** PROBLEM TO SOLVE **
Leave out the pictures and repeat the rest of the material exactly.

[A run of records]
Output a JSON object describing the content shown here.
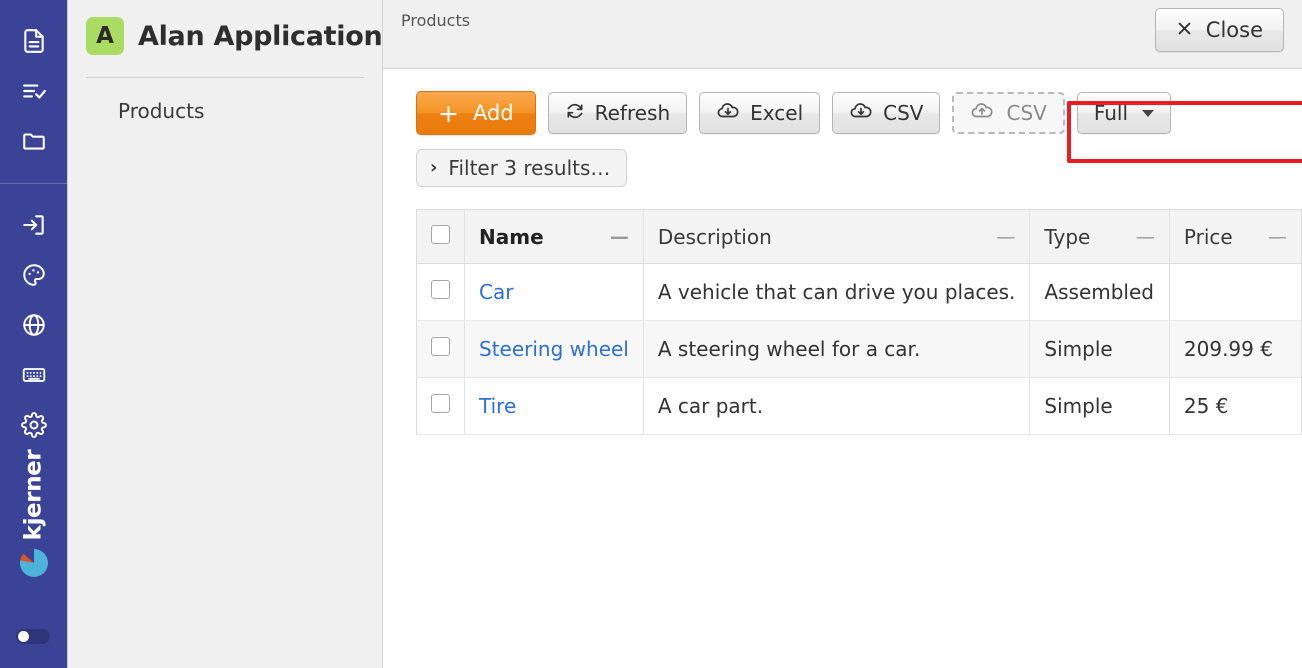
{
  "rail": {
    "top_icons": [
      {
        "name": "document-icon",
        "label": "Document"
      },
      {
        "name": "task-list-icon",
        "label": "Tasks"
      },
      {
        "name": "folder-icon",
        "label": "Folder"
      }
    ],
    "bottom_icons": [
      {
        "name": "login-icon",
        "label": "Login"
      },
      {
        "name": "palette-icon",
        "label": "Theme"
      },
      {
        "name": "globe-icon",
        "label": "Language"
      },
      {
        "name": "keyboard-icon",
        "label": "Keyboard"
      },
      {
        "name": "gear-icon",
        "label": "Settings"
      }
    ],
    "brand": "kjerner",
    "brand_color": "#3B4396",
    "toggle_on": false
  },
  "navpanel": {
    "app_badge_letter": "A",
    "app_badge_color": "#AADC63",
    "app_title": "Alan Application",
    "items": [
      {
        "label": "Products"
      }
    ]
  },
  "topbar": {
    "breadcrumb": "Products",
    "close_label": "Close",
    "close_icon": "close-icon"
  },
  "toolbar": {
    "add_label": "Add",
    "add_plus": "+",
    "add_color": "#EF8113",
    "refresh_label": "Refresh",
    "refresh_icon": "refresh-icon",
    "excel_label": "Excel",
    "excel_icon": "cloud-download-icon",
    "csv_download_label": "CSV",
    "csv_download_icon": "cloud-download-icon",
    "csv_upload_label": "CSV",
    "csv_upload_icon": "cloud-upload-icon",
    "view_mode_label": "Full",
    "highlight_color": "#ED1C24"
  },
  "filter": {
    "chevron": "›",
    "label": "Filter 3 results…"
  },
  "table": {
    "columns": [
      {
        "key": "check",
        "label": ""
      },
      {
        "key": "name",
        "label": "Name",
        "sorted": true,
        "menu": "—"
      },
      {
        "key": "description",
        "label": "Description",
        "sorted": false,
        "menu": "—"
      },
      {
        "key": "type",
        "label": "Type",
        "sorted": false,
        "menu": "—"
      },
      {
        "key": "price",
        "label": "Price",
        "sorted": false,
        "menu": "—"
      }
    ],
    "rows": [
      {
        "name": "Car",
        "description": "A vehicle that can drive you places.",
        "type": "Assembled",
        "price": ""
      },
      {
        "name": "Steering wheel",
        "description": "A steering wheel for a car.",
        "type": "Simple",
        "price": "209.99 €"
      },
      {
        "name": "Tire",
        "description": "A car part.",
        "type": "Simple",
        "price": "25 €"
      }
    ]
  }
}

** RIGHT ANSWER **
Output a JSON object describing the content shown here.
{
  "rail": {
    "top_icons": [
      {
        "name": "document-icon",
        "label": "Document"
      },
      {
        "name": "task-list-icon",
        "label": "Tasks"
      },
      {
        "name": "folder-icon",
        "label": "Folder"
      }
    ],
    "bottom_icons": [
      {
        "name": "login-icon",
        "label": "Login"
      },
      {
        "name": "palette-icon",
        "label": "Theme"
      },
      {
        "name": "globe-icon",
        "label": "Language"
      },
      {
        "name": "keyboard-icon",
        "label": "Keyboard"
      },
      {
        "name": "gear-icon",
        "label": "Settings"
      }
    ],
    "brand": "kjerner",
    "brand_color": "#3B4396",
    "toggle_on": false
  },
  "navpanel": {
    "app_badge_letter": "A",
    "app_badge_color": "#AADC63",
    "app_title": "Alan Application",
    "items": [
      {
        "label": "Products"
      }
    ]
  },
  "topbar": {
    "breadcrumb": "Products",
    "close_label": "Close",
    "close_icon": "close-icon"
  },
  "toolbar": {
    "add_label": "Add",
    "add_plus": "+",
    "add_color": "#EF8113",
    "refresh_label": "Refresh",
    "refresh_icon": "refresh-icon",
    "excel_label": "Excel",
    "excel_icon": "cloud-download-icon",
    "csv_download_label": "CSV",
    "csv_download_icon": "cloud-download-icon",
    "csv_upload_label": "CSV",
    "csv_upload_icon": "cloud-upload-icon",
    "view_mode_label": "Full",
    "highlight_color": "#ED1C24"
  },
  "filter": {
    "chevron": "›",
    "label": "Filter 3 results…"
  },
  "table": {
    "columns": [
      {
        "key": "check",
        "label": ""
      },
      {
        "key": "name",
        "label": "Name",
        "sorted": true,
        "menu": "—"
      },
      {
        "key": "description",
        "label": "Description",
        "sorted": false,
        "menu": "—"
      },
      {
        "key": "type",
        "label": "Type",
        "sorted": false,
        "menu": "—"
      },
      {
        "key": "price",
        "label": "Price",
        "sorted": false,
        "menu": "—"
      }
    ],
    "rows": [
      {
        "name": "Car",
        "description": "A vehicle that can drive you places.",
        "type": "Assembled",
        "price": ""
      },
      {
        "name": "Steering wheel",
        "description": "A steering wheel for a car.",
        "type": "Simple",
        "price": "209.99 €"
      },
      {
        "name": "Tire",
        "description": "A car part.",
        "type": "Simple",
        "price": "25 €"
      }
    ]
  }
}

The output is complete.